Recorded data:
_____

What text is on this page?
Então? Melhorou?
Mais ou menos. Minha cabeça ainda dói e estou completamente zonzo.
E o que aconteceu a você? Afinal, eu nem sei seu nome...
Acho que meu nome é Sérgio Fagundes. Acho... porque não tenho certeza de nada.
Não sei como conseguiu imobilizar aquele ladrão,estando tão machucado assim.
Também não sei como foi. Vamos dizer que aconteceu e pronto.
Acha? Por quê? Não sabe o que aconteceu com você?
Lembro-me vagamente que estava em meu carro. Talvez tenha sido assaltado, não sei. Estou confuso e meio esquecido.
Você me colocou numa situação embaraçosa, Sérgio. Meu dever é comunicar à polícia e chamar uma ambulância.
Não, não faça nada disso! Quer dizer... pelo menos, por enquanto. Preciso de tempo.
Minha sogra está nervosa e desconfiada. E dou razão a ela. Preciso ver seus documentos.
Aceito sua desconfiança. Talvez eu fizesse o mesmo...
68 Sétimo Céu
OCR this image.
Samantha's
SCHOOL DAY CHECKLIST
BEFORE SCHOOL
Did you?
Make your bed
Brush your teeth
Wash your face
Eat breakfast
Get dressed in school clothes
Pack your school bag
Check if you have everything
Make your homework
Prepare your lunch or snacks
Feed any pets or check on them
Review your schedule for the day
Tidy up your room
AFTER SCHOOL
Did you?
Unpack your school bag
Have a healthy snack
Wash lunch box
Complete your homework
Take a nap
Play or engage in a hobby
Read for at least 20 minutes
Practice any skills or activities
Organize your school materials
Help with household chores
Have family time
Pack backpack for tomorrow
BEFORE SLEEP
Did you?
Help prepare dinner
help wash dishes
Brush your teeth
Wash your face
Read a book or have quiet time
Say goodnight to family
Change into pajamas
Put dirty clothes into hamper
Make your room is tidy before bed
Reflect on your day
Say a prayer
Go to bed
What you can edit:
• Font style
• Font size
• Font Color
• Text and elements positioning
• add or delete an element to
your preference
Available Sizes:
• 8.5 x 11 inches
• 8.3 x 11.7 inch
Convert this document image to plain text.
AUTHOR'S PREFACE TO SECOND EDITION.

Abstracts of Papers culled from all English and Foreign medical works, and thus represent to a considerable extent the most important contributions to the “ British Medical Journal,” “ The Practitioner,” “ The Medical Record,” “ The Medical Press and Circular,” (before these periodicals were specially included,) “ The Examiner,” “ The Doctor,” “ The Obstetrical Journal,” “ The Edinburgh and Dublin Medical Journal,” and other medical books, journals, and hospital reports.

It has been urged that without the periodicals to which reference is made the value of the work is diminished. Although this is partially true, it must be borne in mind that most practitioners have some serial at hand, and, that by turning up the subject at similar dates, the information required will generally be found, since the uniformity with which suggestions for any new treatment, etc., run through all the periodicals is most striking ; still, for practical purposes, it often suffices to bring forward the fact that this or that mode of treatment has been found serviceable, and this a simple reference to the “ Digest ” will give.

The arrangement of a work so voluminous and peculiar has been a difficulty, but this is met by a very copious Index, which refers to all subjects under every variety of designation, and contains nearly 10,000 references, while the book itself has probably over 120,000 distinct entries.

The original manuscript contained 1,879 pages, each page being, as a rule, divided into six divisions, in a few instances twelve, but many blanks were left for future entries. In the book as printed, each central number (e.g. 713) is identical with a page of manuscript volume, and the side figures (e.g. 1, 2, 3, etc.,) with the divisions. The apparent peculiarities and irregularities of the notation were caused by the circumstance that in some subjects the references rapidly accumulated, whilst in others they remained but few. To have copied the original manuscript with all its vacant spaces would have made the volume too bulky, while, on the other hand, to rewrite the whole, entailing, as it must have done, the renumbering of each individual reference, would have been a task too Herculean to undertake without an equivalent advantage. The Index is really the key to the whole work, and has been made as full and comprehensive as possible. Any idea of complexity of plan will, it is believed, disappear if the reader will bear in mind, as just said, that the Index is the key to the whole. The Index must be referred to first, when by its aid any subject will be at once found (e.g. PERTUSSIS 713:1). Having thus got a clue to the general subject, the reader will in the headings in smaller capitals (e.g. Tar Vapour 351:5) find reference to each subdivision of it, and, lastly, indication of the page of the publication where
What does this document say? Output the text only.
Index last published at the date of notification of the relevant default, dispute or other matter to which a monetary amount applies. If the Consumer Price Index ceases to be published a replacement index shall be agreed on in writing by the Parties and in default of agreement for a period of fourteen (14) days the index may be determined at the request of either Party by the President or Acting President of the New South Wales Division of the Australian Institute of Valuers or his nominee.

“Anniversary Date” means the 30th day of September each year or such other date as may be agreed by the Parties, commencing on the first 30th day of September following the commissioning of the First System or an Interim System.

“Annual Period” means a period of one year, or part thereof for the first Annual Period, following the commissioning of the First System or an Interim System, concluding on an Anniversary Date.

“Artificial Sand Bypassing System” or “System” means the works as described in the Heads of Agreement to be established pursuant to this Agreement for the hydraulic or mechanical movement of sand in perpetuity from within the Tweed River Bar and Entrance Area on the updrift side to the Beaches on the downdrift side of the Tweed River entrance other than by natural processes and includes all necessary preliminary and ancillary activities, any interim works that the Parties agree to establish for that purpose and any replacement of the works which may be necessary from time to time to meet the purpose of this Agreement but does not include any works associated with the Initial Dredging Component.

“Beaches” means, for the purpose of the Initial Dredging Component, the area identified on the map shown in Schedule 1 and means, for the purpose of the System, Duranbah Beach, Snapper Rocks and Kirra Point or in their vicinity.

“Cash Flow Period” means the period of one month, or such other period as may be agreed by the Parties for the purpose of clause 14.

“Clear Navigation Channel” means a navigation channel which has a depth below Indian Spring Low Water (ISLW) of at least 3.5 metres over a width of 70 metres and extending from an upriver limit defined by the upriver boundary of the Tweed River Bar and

_____

▶ **EXERCISE INSTRUCTIONS**
Check every line of the data above for the string "Preciso", and copy those that have it.

▶ **FINISHED ANSWER**
Não, não faça nada disso! Quer dizer... pelo menos, por enquanto. Preciso de tempo.
Minha sogra está nervosa e desconfiada. E dou razão a ela. Preciso ver seus documentos.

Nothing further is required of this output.